Start of Quoted passage
Nowhere. Jon Claytor. Goose Lane. 2026. 448pp. $29.95.
Jon Claytor‘s graphic novel reminds me of Dash Shaw’s debut graphic novel, Bottomless Belly Button, also about the dynamics of family dysfunction; also having a large page count; and also drawn in a nontraditional loose and spare style. There are certainly no set rules to how you can go about creating a graphic novel but, like any art form, a raw and unfinished look is what it is. In general, graphic novels tend to have a more polished and finished construction. So, if you’re going to go for it and lean into a more sketchy approach, be ready to deliver. There are certain comics artists who have managed this quite nicely, like the great Jules Feiffer. But even his spontaneous style takes a lot of work to achieve.
End of Quoted passage
Start of Data extract
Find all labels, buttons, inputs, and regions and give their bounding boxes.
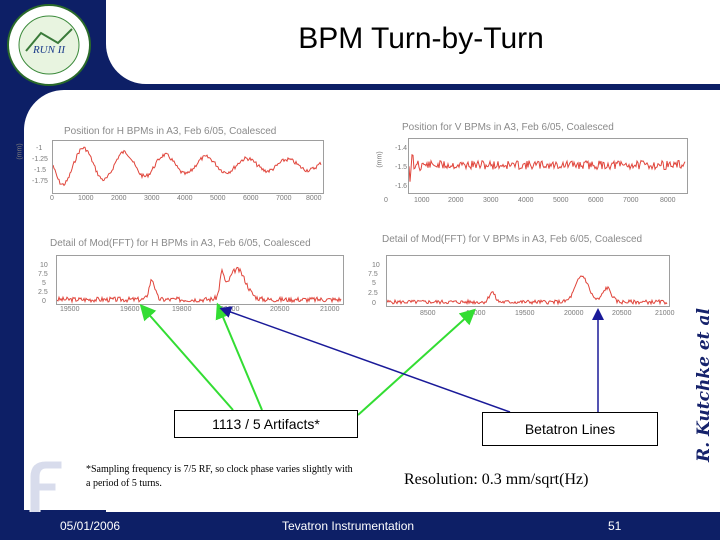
v-pos-xtick: 5000 [553,197,569,204]
arrow-betatron-1 [219,306,511,413]
callout-artifacts: 1113 / 5 Artifacts* [174,410,358,438]
arrow-artifact-2 [215,302,263,411]
h-pos-xtick: 0 [50,195,54,202]
v-fft-ytick: 2.5 [368,290,378,297]
arrow-artifact-3 [357,308,476,416]
h-fft-ytick: 0 [42,298,46,305]
h-pos-xtick: 3000 [144,195,160,202]
v-pos-plot [408,138,688,194]
h-pos-ytick: -1.75 [32,178,48,185]
signature-text: R. Kutchke et al [694,308,714,462]
v-fft-xtick: 20000 [564,310,584,317]
v-pos-xtick: 2000 [448,197,464,204]
v-fft-plot [386,255,670,307]
footer-date: 05/01/2006 [60,519,121,533]
h-pos-ytick: -1.5 [34,167,47,174]
h-fft-xtick: 19500 [60,306,80,313]
h-pos-xtick: 1000 [78,195,94,202]
h-fft-ytick: 7.5 [38,271,48,278]
v-pos-xtick: 4000 [518,197,534,204]
slide-footer: 05/01/2006 Tevatron Instrumentation 51 [0,512,720,540]
v-pos-ytick: -1.5 [395,164,408,171]
v-pos-xtick: 8000 [660,197,676,204]
h-fft-xtick: 20500 [270,306,290,313]
h-pos-xtick: 2000 [111,195,127,202]
h-fft-title: Detail of Mod(FFT) for H BPMs in A3, Feb… [50,238,311,249]
h-pos-xtick: 5000 [210,195,226,202]
h-pos-xtick: 7000 [276,195,292,202]
h-fft-trace [56,266,342,304]
h-pos-xtick: 4000 [177,195,193,202]
h-fft-xtick: 21000 [320,306,340,313]
h-fft-xtick: 19800 [172,306,192,313]
v-fft-xtick: 20500 [612,310,632,317]
v-fft-ytick: 5 [372,280,376,287]
v-pos-ytick: -1.4 [395,145,408,152]
h-pos-ytick: -1.25 [32,156,48,163]
h-pos-ytick: -1 [36,145,43,152]
v-pos-xtick: 6000 [588,197,604,204]
footnote: *Sampling frequency is 7/5 RF, so clock … [86,464,353,489]
v-pos-xtick: 1000 [414,197,430,204]
resolution-text: Resolution: 0.3 mm/sqrt(Hz) [404,471,589,488]
callout-betatron: Betatron Lines [482,412,658,446]
h-fft-ytick: 2.5 [38,289,48,296]
v-fft-xtick: 8500 [420,310,436,317]
h-fft-ytick: 5 [42,280,46,287]
v-fft-xtick: 19500 [515,310,535,317]
footer-center: Tevatron Instrumentation [282,519,415,533]
h-pos-title: Position for H BPMs in A3, Feb 6/05, Coa… [64,126,277,137]
h-fft-ytick: 10 [40,262,48,269]
title-area [106,0,720,84]
v-fft-ytick: 10 [372,262,380,269]
v-pos-title: Position for V BPMs in A3, Feb 6/05, Coa… [402,122,614,133]
arrow-artifact-1 [139,303,234,411]
v-pos-xtick: 3000 [483,197,499,204]
slide-title: BPM Turn-by-Turn [298,22,544,55]
logo-text: RUN II [32,44,66,56]
v-fft-title: Detail of Mod(FFT) for V BPMs in A3, Feb… [382,234,643,245]
v-pos-xtick: 7000 [623,197,639,204]
v-fft-ytick: 0 [372,300,376,307]
h-fft-xtick: 19600 [120,306,140,313]
h-pos-xtick: 8000 [306,195,322,202]
fermilab-logo [29,460,63,525]
h-fft-plot [56,255,344,305]
run-ii-logo: RUN II [7,4,91,86]
v-pos-ytick: -1.6 [395,183,408,190]
v-pos-trace [408,154,686,182]
v-fft-trace [386,275,668,306]
v-pos-xtick: 0 [384,197,388,204]
footer-page: 51 [608,519,622,533]
v-fft-ytick: 7.5 [368,271,378,278]
h-pos-trace [52,146,322,187]
signature: R. Kutchke et al [684,300,714,480]
v-fft-xtick: 21000 [655,310,675,317]
h-pos-xtick: 6000 [243,195,259,202]
h-pos-plot [52,140,324,194]
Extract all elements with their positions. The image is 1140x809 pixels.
End of Data extract
- _Work instructions_
1) Copy the review from the part starting at "Nowhere. Jon Claytor." and ending at "work to achieve.", and substitute "minimal" for "spare".
2) Translate this sentence from the review into Spanish: "In general, graphic novels tend to have a more polished and finished construction."

- _Responses_
1)
Nowhere. Jon Claytor. Goose Lane. 2026. 448pp. $29.95.
Jon Claytor‘s graphic novel reminds me of Dash Shaw’s debut graphic novel, Bottomless Belly Button, also about the dynamics of family dysfunction; also having a large page count; and also drawn in a nontraditional loose and minimal style. There are certainly no set rules to how you can go about creating a graphic novel but, like any art form, a raw and unfinished look is what it is. In general, graphic novels tend to have a more polished and finished construction. So, if you’re going to go for it and lean into a more sketchy approach, be ready to deliver. There are certain comics artists who have managed this quite nicely, like the great Jules Feiffer. But even his spontaneous style takes a lot of work to achieve.

2) En general, las novelas gráficas suelen tener una construcción más pulida y acabada.